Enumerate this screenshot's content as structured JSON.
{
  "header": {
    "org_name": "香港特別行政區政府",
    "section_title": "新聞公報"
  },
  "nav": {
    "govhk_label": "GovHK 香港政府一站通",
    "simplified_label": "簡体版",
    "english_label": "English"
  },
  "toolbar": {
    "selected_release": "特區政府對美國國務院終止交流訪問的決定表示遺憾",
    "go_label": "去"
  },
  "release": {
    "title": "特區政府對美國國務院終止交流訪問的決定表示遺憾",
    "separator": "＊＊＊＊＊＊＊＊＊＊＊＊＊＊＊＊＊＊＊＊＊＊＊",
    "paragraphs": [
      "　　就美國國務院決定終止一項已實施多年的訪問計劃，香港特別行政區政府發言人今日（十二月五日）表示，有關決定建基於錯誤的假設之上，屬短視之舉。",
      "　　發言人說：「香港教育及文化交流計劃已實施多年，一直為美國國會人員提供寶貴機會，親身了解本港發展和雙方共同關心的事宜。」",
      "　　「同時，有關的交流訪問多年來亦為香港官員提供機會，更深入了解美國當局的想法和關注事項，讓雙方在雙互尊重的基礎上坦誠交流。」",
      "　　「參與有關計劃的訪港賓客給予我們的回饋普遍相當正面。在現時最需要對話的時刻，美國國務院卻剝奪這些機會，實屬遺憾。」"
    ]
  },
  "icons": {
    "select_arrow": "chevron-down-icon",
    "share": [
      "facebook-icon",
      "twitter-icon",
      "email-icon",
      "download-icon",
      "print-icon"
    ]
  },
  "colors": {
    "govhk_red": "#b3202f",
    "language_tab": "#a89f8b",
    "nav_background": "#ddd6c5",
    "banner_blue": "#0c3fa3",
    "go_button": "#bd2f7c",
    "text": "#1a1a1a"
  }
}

§ Direction
Tally how many lines of the material contain the word "特區政府對美國國務院終止交流訪問的決定表示遺憾". The answer must be the number and nothing else.

§ Solution for this task
2